» Exercise requirements
Using the listing below, select the lines with the word "this" and copy them.

★ ★ ★ ★

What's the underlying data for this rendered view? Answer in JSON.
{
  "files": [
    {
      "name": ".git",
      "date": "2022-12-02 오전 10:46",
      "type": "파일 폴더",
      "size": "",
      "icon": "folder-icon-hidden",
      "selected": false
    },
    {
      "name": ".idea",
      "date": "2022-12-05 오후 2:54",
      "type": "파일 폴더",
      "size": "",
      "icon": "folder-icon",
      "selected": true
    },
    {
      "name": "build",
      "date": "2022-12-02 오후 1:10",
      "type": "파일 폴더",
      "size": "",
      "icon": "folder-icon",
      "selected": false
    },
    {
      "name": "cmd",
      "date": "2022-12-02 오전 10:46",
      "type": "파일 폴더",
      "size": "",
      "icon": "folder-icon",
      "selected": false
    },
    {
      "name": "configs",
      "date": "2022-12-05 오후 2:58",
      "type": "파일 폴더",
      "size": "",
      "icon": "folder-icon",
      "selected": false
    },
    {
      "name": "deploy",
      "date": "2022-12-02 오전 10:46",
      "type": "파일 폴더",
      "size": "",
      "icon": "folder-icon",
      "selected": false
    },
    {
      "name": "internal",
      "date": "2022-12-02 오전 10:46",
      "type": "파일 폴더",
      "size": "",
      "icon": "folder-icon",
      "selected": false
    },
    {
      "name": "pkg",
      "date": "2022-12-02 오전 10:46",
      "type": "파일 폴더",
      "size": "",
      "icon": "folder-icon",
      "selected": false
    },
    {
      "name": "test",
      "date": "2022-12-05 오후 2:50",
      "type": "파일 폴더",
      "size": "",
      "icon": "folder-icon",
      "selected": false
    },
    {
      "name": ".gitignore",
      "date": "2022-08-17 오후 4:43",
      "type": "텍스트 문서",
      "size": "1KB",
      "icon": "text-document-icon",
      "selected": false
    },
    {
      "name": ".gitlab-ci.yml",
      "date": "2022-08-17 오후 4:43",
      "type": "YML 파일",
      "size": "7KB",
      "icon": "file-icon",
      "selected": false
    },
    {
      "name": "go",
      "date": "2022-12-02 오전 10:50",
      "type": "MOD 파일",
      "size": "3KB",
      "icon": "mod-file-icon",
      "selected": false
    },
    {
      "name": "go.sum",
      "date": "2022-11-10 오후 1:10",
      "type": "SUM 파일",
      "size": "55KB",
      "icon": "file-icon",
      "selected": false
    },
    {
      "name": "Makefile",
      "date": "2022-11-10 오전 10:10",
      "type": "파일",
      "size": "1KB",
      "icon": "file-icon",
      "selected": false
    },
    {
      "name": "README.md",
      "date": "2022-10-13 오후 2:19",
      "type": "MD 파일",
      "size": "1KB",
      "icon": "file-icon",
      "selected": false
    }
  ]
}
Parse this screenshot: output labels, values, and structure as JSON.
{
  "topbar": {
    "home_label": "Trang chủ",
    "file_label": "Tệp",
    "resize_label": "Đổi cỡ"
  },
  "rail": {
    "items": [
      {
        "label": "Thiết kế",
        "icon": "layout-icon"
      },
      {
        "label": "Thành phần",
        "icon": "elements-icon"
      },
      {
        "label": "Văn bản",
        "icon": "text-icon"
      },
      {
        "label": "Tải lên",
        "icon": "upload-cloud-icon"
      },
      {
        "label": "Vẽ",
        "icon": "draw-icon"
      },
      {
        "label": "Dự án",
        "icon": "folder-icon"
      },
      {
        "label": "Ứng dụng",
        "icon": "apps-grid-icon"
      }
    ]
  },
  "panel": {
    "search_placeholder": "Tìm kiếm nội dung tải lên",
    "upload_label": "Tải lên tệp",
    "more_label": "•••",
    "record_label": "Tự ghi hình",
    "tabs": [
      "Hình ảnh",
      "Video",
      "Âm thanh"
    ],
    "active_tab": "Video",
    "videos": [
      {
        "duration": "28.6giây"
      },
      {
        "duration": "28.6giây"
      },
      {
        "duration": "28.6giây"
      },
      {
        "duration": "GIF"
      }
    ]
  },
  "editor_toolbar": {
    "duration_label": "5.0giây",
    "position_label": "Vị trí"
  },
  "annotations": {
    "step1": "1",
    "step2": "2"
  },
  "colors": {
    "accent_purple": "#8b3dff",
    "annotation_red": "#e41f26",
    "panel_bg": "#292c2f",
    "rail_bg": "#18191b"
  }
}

★ ★ ★ ★

» Task output
What's the underlying data for this rendered view? Answer in JSON.
Parse this screenshot: output labels, values, and structure as JSON.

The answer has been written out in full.